*INSTRUCTIONS FOR THE TASK:* Identify each line below containing the string "väkivallan" and copy it.

*EXERCISE MATERIAL:*
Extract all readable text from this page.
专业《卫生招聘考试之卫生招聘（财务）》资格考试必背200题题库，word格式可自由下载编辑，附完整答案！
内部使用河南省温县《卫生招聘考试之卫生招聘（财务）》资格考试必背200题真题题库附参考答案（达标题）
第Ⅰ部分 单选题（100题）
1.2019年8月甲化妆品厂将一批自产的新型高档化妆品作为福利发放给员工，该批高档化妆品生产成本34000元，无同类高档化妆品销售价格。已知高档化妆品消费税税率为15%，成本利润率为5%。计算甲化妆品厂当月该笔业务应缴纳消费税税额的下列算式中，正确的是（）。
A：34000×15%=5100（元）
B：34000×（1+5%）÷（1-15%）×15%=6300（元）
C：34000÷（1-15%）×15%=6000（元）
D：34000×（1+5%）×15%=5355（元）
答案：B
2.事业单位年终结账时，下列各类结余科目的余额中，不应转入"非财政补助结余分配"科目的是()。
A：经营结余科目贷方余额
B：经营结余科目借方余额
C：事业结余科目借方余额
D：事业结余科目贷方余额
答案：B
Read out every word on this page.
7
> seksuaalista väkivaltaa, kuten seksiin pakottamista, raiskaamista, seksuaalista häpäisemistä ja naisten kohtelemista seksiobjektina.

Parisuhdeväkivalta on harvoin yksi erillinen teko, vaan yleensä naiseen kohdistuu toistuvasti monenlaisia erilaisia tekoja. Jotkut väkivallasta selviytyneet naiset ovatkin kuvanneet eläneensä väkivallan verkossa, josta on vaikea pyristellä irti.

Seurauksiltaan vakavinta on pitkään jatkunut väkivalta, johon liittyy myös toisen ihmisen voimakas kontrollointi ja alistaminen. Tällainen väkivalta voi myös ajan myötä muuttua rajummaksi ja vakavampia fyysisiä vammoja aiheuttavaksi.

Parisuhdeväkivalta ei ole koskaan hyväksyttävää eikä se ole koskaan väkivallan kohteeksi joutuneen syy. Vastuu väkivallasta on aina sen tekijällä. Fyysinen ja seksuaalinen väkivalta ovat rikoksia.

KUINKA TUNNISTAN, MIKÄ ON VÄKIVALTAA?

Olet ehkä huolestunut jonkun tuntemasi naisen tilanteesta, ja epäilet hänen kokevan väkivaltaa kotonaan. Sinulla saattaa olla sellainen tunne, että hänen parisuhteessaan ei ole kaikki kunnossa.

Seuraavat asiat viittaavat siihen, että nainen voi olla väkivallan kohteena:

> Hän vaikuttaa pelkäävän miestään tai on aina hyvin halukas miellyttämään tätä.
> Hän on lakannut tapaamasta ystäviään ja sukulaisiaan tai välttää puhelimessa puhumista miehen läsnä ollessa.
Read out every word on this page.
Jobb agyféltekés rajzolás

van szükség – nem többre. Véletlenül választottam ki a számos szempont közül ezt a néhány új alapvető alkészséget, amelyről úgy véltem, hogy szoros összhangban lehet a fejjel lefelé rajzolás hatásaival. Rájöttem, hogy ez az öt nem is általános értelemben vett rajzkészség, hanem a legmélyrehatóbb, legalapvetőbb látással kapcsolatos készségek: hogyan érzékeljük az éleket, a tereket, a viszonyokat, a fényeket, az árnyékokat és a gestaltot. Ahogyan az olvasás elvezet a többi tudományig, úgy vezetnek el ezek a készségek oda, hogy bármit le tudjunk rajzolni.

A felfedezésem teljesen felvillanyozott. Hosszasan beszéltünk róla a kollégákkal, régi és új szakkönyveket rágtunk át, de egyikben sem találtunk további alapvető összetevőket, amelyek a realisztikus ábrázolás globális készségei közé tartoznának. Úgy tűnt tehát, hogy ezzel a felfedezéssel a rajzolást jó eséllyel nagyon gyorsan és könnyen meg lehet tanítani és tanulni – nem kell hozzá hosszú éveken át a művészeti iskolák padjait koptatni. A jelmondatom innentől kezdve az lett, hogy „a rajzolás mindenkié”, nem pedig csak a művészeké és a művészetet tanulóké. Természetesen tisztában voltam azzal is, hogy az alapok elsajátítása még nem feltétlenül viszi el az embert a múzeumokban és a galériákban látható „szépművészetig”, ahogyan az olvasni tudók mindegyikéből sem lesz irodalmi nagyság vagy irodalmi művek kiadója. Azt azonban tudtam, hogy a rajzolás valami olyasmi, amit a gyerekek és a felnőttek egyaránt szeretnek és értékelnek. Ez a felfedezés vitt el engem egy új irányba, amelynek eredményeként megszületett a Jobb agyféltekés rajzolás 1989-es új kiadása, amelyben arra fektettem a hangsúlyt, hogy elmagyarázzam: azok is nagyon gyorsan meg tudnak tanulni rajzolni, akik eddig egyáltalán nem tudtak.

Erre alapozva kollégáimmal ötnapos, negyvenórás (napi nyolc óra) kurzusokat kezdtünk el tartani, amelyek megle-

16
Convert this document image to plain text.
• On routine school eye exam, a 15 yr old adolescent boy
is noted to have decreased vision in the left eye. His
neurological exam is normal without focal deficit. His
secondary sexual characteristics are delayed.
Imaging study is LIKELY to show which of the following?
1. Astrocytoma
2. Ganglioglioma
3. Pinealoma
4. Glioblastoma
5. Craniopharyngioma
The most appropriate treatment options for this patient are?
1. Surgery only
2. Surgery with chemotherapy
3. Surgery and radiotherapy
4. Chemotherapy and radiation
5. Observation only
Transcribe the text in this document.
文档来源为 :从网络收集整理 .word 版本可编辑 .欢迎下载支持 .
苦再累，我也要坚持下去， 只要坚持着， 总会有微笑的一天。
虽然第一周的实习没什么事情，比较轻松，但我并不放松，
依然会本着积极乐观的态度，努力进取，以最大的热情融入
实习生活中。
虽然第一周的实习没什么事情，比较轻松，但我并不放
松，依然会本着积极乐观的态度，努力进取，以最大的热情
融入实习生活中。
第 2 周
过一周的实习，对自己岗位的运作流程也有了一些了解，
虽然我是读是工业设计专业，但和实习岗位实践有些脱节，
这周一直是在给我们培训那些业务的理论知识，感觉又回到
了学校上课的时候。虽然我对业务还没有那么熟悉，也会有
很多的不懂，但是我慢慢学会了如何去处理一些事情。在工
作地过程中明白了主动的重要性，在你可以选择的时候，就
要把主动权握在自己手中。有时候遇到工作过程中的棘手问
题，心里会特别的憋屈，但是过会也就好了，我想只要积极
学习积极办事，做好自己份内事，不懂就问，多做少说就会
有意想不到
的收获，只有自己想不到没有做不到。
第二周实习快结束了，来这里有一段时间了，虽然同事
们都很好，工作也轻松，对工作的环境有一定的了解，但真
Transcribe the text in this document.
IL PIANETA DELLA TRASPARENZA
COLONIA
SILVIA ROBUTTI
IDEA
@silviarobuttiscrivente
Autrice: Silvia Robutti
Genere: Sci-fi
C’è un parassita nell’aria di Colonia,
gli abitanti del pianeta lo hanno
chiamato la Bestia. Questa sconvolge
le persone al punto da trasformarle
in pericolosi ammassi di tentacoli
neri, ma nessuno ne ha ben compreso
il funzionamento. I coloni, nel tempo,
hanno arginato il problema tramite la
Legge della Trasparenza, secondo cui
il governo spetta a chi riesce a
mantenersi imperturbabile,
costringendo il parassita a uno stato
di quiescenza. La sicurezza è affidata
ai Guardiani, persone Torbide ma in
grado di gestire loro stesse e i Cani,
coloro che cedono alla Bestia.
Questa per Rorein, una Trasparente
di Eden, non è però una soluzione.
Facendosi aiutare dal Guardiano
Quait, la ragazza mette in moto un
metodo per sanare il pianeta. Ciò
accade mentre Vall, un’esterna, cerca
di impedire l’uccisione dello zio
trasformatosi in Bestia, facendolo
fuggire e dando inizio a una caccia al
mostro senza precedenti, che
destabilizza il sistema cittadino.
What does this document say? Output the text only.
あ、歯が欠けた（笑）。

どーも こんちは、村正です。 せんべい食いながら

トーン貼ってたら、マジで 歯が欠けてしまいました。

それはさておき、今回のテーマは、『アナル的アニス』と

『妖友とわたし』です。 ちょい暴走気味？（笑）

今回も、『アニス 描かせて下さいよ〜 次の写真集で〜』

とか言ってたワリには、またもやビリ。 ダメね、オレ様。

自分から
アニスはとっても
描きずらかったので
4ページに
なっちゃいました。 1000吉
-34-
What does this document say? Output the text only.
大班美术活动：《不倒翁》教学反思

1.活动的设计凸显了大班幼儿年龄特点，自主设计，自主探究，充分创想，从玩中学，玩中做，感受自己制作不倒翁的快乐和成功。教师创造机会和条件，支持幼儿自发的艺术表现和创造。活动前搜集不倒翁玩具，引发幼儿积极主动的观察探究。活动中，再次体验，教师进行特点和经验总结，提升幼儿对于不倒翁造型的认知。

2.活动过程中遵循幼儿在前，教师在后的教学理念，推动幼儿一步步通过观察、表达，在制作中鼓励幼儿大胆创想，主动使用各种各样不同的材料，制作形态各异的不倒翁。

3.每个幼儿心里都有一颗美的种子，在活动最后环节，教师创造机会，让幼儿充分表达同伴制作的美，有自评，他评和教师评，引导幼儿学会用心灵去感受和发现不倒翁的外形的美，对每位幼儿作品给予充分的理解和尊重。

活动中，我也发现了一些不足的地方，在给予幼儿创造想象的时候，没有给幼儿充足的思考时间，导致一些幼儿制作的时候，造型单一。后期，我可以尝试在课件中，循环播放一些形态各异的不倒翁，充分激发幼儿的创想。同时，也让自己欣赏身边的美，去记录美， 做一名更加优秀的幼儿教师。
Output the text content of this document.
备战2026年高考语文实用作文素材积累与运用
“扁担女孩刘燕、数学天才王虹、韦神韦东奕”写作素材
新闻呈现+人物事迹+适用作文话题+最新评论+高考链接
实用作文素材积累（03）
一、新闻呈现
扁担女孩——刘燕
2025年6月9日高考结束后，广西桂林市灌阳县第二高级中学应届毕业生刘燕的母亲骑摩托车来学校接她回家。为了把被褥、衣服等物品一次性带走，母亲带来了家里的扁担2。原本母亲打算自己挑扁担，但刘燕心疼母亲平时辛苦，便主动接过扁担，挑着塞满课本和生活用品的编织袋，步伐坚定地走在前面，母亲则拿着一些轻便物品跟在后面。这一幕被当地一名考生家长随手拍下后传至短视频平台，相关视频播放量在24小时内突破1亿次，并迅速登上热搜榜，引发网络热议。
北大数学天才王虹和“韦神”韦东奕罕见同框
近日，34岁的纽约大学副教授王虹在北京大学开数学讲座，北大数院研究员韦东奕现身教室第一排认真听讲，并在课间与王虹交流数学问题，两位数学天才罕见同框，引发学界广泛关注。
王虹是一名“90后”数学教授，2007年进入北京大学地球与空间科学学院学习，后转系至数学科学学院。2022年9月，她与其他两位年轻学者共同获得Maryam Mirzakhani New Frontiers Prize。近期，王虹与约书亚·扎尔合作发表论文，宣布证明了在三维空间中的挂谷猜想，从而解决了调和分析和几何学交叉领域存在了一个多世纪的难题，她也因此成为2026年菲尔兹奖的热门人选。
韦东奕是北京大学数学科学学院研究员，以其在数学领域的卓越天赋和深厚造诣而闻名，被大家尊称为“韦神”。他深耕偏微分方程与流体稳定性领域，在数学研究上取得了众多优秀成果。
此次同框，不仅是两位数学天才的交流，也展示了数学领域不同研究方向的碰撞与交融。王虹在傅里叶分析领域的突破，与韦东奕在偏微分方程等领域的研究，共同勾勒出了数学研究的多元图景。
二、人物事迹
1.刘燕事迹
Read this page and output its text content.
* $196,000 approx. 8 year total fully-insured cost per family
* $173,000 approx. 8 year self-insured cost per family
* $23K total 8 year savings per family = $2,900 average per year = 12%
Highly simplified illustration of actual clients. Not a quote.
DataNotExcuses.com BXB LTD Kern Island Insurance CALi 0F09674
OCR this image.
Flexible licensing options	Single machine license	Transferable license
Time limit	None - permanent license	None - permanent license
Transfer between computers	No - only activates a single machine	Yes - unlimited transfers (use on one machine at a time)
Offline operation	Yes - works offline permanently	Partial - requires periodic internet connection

*TASK OUTPUT:*
Parisuhdeväkivalta on harvoin yksi erillinen teko, vaan yleensä naiseen kohdistuu toistuvasti monenlaisia erilaisia tekoja. Jotkut väkivallasta selviytyneet naiset ovatkin kuvanneet eläneensä väkivallan verkossa, josta on vaikea pyristellä irti.
Parisuhdeväkivalta ei ole koskaan hyväksyttävää eikä se ole koskaan väkivallan kohteeksi joutuneen syy. Vastuu väkivallasta on aina sen tekijällä. Fyysinen ja seksuaalinen väkivalta ovat rikoksia.
Seuraavat asiat viittaavat siihen, että nainen voi olla väkivallan kohteena:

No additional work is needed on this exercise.